### PROMPT
Will you give every entry again exactly as it stands?

──────────

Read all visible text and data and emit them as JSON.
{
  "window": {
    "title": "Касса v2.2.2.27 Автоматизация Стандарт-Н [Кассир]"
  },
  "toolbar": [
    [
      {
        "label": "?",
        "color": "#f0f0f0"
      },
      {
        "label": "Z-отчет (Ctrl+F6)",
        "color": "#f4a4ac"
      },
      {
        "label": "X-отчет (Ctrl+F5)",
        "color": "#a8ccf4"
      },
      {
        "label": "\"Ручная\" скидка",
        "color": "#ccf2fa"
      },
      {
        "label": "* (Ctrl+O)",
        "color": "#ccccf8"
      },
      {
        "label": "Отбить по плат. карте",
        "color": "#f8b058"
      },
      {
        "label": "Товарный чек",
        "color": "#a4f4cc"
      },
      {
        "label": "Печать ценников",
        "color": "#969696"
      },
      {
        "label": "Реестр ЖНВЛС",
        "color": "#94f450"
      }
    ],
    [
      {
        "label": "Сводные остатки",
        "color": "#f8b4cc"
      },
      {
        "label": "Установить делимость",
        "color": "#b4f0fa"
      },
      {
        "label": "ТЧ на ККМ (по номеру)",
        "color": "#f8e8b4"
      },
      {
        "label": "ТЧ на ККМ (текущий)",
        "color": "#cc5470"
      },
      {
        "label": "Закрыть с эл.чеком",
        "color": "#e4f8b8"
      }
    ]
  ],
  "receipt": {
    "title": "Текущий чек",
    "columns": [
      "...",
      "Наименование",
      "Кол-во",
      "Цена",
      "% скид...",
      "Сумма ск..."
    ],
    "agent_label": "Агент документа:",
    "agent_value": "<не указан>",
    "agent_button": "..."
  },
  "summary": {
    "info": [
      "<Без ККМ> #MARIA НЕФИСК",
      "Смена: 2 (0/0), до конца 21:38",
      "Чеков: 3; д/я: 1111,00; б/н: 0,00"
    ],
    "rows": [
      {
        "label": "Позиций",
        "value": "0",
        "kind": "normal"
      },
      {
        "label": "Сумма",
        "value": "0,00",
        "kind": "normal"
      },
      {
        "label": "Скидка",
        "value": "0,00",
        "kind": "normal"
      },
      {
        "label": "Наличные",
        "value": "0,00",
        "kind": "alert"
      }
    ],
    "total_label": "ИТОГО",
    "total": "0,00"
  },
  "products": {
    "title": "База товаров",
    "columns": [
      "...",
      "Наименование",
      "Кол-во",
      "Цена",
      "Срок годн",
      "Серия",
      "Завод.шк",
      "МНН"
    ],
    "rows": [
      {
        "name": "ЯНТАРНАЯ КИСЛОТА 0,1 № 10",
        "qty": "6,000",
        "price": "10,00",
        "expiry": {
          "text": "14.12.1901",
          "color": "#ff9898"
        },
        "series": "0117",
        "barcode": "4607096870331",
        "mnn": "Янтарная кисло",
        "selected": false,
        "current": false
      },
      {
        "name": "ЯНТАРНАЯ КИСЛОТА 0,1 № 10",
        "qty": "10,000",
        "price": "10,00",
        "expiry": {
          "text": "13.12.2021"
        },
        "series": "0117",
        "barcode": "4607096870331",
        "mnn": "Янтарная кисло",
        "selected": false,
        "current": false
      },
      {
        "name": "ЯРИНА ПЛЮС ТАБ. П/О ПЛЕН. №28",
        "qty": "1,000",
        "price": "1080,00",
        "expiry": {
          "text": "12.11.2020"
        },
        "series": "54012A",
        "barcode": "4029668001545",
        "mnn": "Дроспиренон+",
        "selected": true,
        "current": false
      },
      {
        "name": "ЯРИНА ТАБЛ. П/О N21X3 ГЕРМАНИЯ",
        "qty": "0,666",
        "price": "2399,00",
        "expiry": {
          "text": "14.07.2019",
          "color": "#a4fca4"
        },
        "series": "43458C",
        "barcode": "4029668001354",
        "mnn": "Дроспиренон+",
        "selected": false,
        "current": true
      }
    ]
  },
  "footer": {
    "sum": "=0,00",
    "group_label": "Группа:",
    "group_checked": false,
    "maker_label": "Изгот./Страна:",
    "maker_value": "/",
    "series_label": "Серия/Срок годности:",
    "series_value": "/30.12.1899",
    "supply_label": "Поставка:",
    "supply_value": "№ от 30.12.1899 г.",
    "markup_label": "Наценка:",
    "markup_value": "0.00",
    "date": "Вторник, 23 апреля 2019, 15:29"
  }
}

──────────

### SOLUTION TO THIS TASK
Read all visible text and data and emit them as JSON.
{
  "window": {
    "title": "Касса v2.2.2.27 Автоматизация Стандарт-Н [Кассир]"
  },
  "toolbar": [
    [
      {
        "label": "?",
        "color": "#f0f0f0"
      },
      {
        "label": "Z-отчет (Ctrl+F6)",
        "color": "#f4a4ac"
      },
      {
        "label": "X-отчет (Ctrl+F5)",
        "color": "#a8ccf4"
      },
      {
        "label": "\"Ручная\" скидка",
        "color": "#ccf2fa"
      },
      {
        "label": "* (Ctrl+O)",
        "color": "#ccccf8"
      },
      {
        "label": "Отбить по плат. карте",
        "color": "#f8b058"
      },
      {
        "label": "Товарный чек",
        "color": "#a4f4cc"
      },
      {
        "label": "Печать ценников",
        "color": "#969696"
      },
      {
        "label": "Реестр ЖНВЛС",
        "color": "#94f450"
      }
    ],
    [
      {
        "label": "Сводные остатки",
        "color": "#f8b4cc"
      },
      {
        "label": "Установить делимость",
        "color": "#b4f0fa"
      },
      {
        "label": "ТЧ на ККМ (по номеру)",
        "color": "#f8e8b4"
      },
      {
        "label": "ТЧ на ККМ (текущий)",
        "color": "#cc5470"
      },
      {
        "label": "Закрыть с эл.чеком",
        "color": "#e4f8b8"
      }
    ]
  ],
  "receipt": {
    "title": "Текущий чек",
    "columns": [
      "...",
      "Наименование",
      "Кол-во",
      "Цена",
      "% скид...",
      "Сумма ск..."
    ],
    "agent_label": "Агент документа:",
    "agent_value": "<не указан>",
    "agent_button": "..."
  },
  "summary": {
    "info": [
      "<Без ККМ> #MARIA НЕФИСК",
      "Смена: 2 (0/0), до конца 21:38",
      "Чеков: 3; д/я: 1111,00; б/н: 0,00"
    ],
    "rows": [
      {
        "label": "Позиций",
        "value": "0",
        "kind": "normal"
      },
      {
        "label": "Сумма",
        "value": "0,00",
        "kind": "normal"
      },
      {
        "label": "Скидка",
        "value": "0,00",
        "kind": "normal"
      },
      {
        "label": "Наличные",
        "value": "0,00",
        "kind": "alert"
      }
    ],
    "total_label": "ИТОГО",
    "total": "0,00"
  },
  "products": {
    "title": "База товаров",
    "columns": [
      "...",
      "Наименование",
      "Кол-во",
      "Цена",
      "Срок годн",
      "Серия",
      "Завод.шк",
      "МНН"
    ],
    "rows": [
      {
        "name": "ЯНТАРНАЯ КИСЛОТА 0,1 № 10",
        "qty": "6,000",
        "price": "10,00",
        "expiry": {
          "text": "14.12.1901",
          "color": "#ff9898"
        },
        "series": "0117",
        "barcode": "4607096870331",
        "mnn": "Янтарная кисло",
        "selected": false,
        "current": false
      },
      {
        "name": "ЯНТАРНАЯ КИСЛОТА 0,1 № 10",
        "qty": "10,000",
        "price": "10,00",
        "expiry": {
          "text": "13.12.2021"
        },
        "series": "0117",
        "barcode": "4607096870331",
        "mnn": "Янтарная кисло",
        "selected": false,
        "current": false
      },
      {
        "name": "ЯРИНА ПЛЮС ТАБ. П/О ПЛЕН. №28",
        "qty": "1,000",
        "price": "1080,00",
        "expiry": {
          "text": "12.11.2020"
        },
        "series": "54012A",
        "barcode": "4029668001545",
        "mnn": "Дроспиренон+",
        "selected": true,
        "current": false
      },
      {
        "name": "ЯРИНА ТАБЛ. П/О N21X3 ГЕРМАНИЯ",
        "qty": "0,666",
        "price": "2399,00",
        "expiry": {
          "text": "14.07.2019",
          "color": "#a4fca4"
        },
        "series": "43458C",
        "barcode": "4029668001354",
        "mnn": "Дроспиренон+",
        "selected": false,
        "current": true
      }
    ]
  },
  "footer": {
    "sum": "=0,00",
    "group_label": "Группа:",
    "group_checked": false,
    "maker_label": "Изгот./Страна:",
    "maker_value": "/",
    "series_label": "Серия/Срок годности:",
    "series_value": "/30.12.1899",
    "supply_label": "Поставка:",
    "supply_value": "№ от 30.12.1899 г.",
    "markup_label": "Наценка:",
    "markup_value": "0.00",
    "date": "Вторник, 23 апреля 2019, 15:29"
  }
}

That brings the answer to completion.